* **Data items**:
━━━━━━━━━━━━━━━━

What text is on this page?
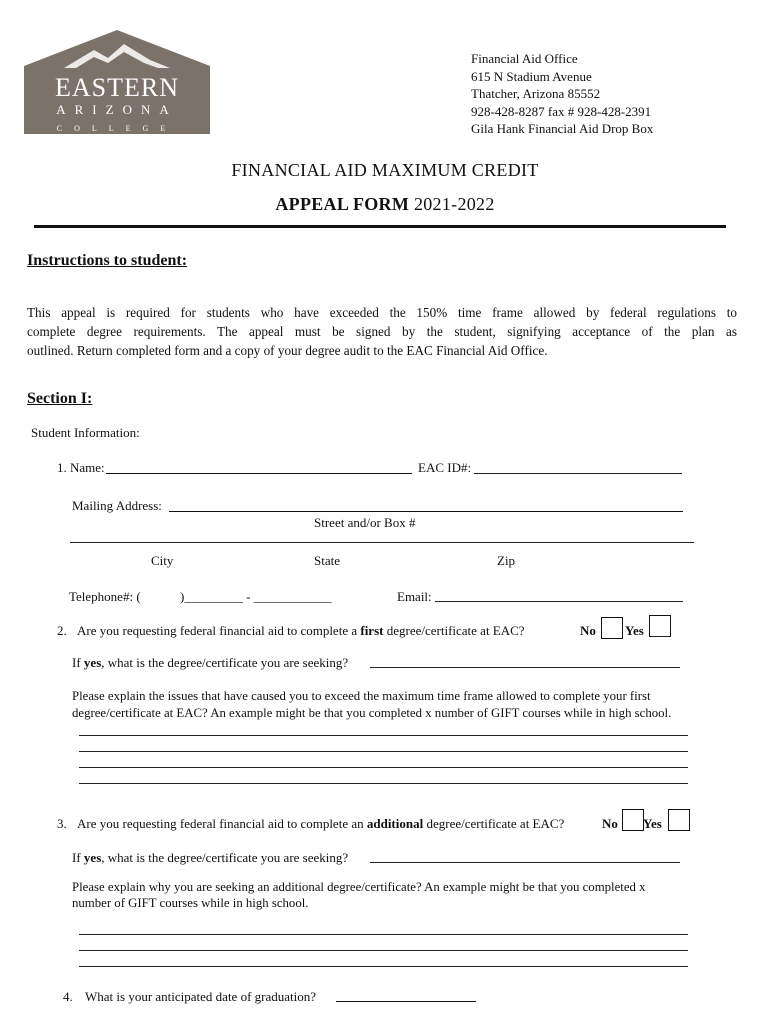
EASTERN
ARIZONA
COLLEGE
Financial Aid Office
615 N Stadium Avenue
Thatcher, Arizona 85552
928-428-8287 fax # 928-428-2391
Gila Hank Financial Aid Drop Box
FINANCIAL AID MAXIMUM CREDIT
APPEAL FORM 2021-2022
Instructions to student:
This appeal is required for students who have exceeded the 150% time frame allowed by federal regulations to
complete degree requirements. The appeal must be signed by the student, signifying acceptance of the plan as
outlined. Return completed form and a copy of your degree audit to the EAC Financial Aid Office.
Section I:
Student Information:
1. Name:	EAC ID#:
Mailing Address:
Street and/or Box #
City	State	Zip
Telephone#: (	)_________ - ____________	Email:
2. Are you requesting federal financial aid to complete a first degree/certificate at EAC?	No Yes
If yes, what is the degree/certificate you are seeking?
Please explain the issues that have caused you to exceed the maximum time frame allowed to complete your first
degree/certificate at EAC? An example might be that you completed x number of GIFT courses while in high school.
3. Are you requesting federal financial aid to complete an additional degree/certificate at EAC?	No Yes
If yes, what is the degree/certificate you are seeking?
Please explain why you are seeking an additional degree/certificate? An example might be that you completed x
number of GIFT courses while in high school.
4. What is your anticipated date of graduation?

━━━━━━━━━━━━━━━━

* **Exercise prompt**: Keep the pictures out of your copy, and repeat every entry above exactly.

* **Result for this exercise**:
What text is on this page?
EASTERN
ARIZONA
COLLEGE
Financial Aid Office
615 N Stadium Avenue
Thatcher, Arizona 85552
928-428-8287 fax # 928-428-2391
Gila Hank Financial Aid Drop Box
FINANCIAL AID MAXIMUM CREDIT
APPEAL FORM 2021-2022
Instructions to student:
This appeal is required for students who have exceeded the 150% time frame allowed by federal regulations to
complete degree requirements. The appeal must be signed by the student, signifying acceptance of the plan as
outlined. Return completed form and a copy of your degree audit to the EAC Financial Aid Office.
Section I:
Student Information:
1. Name:	EAC ID#:
Mailing Address:
Street and/or Box #
City	State	Zip
Telephone#: (	)_________ - ____________	Email:
2. Are you requesting federal financial aid to complete a first degree/certificate at EAC?	No Yes
If yes, what is the degree/certificate you are seeking?
Please explain the issues that have caused you to exceed the maximum time frame allowed to complete your first
degree/certificate at EAC? An example might be that you completed x number of GIFT courses while in high school.
3. Are you requesting federal financial aid to complete an additional degree/certificate at EAC?	No Yes
If yes, what is the degree/certificate you are seeking?
Please explain why you are seeking an additional degree/certificate? An example might be that you completed x
number of GIFT courses while in high school.
4. What is your anticipated date of graduation?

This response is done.